Your task is to locate every line holding the string "image" and to copy each of them.

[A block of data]

— Start —

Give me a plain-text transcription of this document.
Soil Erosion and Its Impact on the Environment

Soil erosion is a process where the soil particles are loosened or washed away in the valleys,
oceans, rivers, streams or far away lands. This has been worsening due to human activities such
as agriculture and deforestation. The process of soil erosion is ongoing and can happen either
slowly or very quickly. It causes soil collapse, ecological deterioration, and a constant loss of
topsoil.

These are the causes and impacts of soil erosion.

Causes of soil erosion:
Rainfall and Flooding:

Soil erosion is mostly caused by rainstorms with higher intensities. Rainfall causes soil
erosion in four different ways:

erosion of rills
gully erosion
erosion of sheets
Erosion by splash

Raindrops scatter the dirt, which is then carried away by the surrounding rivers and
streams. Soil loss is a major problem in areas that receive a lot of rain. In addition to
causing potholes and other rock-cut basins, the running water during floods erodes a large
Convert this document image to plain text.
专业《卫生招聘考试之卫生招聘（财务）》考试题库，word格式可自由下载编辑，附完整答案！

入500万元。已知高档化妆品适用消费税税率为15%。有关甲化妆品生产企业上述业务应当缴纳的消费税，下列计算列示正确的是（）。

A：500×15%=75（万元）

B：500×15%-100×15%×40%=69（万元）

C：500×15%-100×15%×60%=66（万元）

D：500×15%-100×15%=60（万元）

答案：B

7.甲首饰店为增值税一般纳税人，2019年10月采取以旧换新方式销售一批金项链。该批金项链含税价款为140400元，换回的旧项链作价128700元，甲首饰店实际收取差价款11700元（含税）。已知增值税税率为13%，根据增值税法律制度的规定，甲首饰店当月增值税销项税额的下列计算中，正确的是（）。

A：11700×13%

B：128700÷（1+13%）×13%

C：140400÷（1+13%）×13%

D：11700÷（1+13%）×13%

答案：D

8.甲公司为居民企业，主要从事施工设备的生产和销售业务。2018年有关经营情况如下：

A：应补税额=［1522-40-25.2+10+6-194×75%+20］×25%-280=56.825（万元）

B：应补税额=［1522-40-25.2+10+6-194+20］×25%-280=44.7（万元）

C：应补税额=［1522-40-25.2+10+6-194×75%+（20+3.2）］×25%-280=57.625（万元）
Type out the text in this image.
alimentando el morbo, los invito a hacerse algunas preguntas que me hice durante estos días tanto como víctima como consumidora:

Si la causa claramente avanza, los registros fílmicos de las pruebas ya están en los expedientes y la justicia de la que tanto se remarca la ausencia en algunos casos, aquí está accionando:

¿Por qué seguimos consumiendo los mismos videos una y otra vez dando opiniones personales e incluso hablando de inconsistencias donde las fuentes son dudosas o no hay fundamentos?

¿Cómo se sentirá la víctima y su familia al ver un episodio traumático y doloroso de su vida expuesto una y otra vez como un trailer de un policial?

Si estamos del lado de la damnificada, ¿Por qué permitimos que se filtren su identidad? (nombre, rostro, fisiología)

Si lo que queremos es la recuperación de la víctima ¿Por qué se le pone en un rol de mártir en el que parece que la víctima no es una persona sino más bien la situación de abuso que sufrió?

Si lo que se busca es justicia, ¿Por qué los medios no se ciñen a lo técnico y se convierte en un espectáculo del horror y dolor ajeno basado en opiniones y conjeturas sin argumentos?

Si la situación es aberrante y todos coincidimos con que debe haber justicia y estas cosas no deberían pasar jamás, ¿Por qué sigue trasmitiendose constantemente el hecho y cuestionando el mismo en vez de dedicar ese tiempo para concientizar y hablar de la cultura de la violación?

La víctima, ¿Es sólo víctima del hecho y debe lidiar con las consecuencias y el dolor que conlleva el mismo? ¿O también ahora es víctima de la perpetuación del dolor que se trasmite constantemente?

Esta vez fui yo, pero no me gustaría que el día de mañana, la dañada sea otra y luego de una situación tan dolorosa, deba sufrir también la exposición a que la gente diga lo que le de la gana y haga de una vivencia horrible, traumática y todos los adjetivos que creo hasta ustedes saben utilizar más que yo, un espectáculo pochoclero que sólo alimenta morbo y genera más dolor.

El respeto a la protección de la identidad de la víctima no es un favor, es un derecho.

— End —

→ **RESULT OF THE TASK**
Convert this document image to plain text.
Type out the text in this image.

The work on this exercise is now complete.